## Your objective
Only lines with the word "title" are needed; collect each of them from the listing below.

## Material supplied
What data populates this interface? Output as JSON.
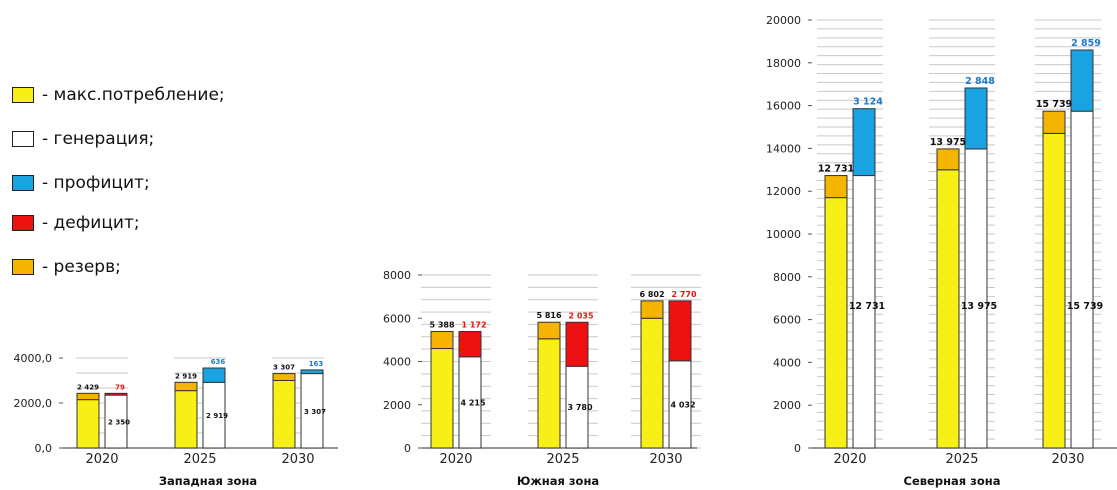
{
  "legend": [
    {
      "label": "- макс.потребление;",
      "color": "#f7ef16"
    },
    {
      "label": "- генерация;",
      "color": "#ffffff"
    },
    {
      "label": "- профицит;",
      "color": "#1aa3e0"
    },
    {
      "label": "- дефицит;",
      "color": "#ee1111"
    },
    {
      "label": "- резерв;",
      "color": "#f4b400"
    }
  ],
  "colors": {
    "consumption": "#f7ef16",
    "generation": "#ffffff",
    "surplus": "#1aa3e0",
    "deficit": "#ee1111",
    "reserve": "#f4b400",
    "deficit_label": "#ee1111",
    "surplus_label": "#1a7ad0"
  },
  "chart_data": [
    {
      "type": "bar",
      "title": "Западная зона",
      "categories": [
        "2020",
        "2025",
        "2030"
      ],
      "ylim": [
        0,
        4000
      ],
      "yticks": [
        "0,0",
        "2000,0",
        "4000,0"
      ],
      "ytick_values": [
        0,
        2000,
        4000
      ],
      "consumption": [
        2150,
        2550,
        3000
      ],
      "reserve": [
        279,
        369,
        307
      ],
      "consumption_plus_reserve_labels": [
        "2 429",
        "2 919",
        "3 307"
      ],
      "generation_values": [
        2350,
        2919,
        3307
      ],
      "generation_labels": [
        "2 350",
        "2 919",
        "3 307"
      ],
      "balance_values": [
        79,
        636,
        163
      ],
      "balance_labels": [
        "79",
        "636",
        "163"
      ],
      "balance_type": [
        "deficit",
        "surplus",
        "surplus"
      ]
    },
    {
      "type": "bar",
      "title": "Южная зона",
      "categories": [
        "2020",
        "2025",
        "2030"
      ],
      "ylim": [
        0,
        8000
      ],
      "yticks": [
        "0",
        "2000",
        "4000",
        "6000",
        "8000"
      ],
      "ytick_values": [
        0,
        2000,
        4000,
        6000,
        8000
      ],
      "consumption": [
        4600,
        5050,
        6000
      ],
      "reserve": [
        788,
        766,
        802
      ],
      "consumption_plus_reserve_labels": [
        "5 388",
        "5 816",
        "6 802"
      ],
      "generation_values": [
        4215,
        3780,
        4032
      ],
      "generation_labels": [
        "4 215",
        "3 780",
        "4 032"
      ],
      "balance_values": [
        1172,
        2035,
        2770
      ],
      "balance_labels": [
        "1 172",
        "2 035",
        "2 770"
      ],
      "balance_type": [
        "deficit",
        "deficit",
        "deficit"
      ]
    },
    {
      "type": "bar",
      "title": "Северная зона",
      "categories": [
        "2020",
        "2025",
        "2030"
      ],
      "ylim": [
        0,
        20000
      ],
      "yticks": [
        "0",
        "2000",
        "4000",
        "6000",
        "8000",
        "10000",
        "12000",
        "14000",
        "16000",
        "18000",
        "20000"
      ],
      "ytick_values": [
        0,
        2000,
        4000,
        6000,
        8000,
        10000,
        12000,
        14000,
        16000,
        18000,
        20000
      ],
      "consumption": [
        11700,
        13000,
        14700
      ],
      "reserve": [
        1031,
        975,
        1039
      ],
      "consumption_plus_reserve_labels": [
        "12 731",
        "13 975",
        "15 739"
      ],
      "generation_values": [
        12731,
        13975,
        15739
      ],
      "generation_labels": [
        "12 731",
        "13 975",
        "15 739"
      ],
      "balance_values": [
        3124,
        2848,
        2859
      ],
      "balance_labels": [
        "3 124",
        "2 848",
        "2 859"
      ],
      "balance_type": [
        "surplus",
        "surplus",
        "surplus"
      ]
    }
  ]
}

## Result below
      "title": "Западная зона",
      "title": "Южная зона",
      "title": "Северная зона",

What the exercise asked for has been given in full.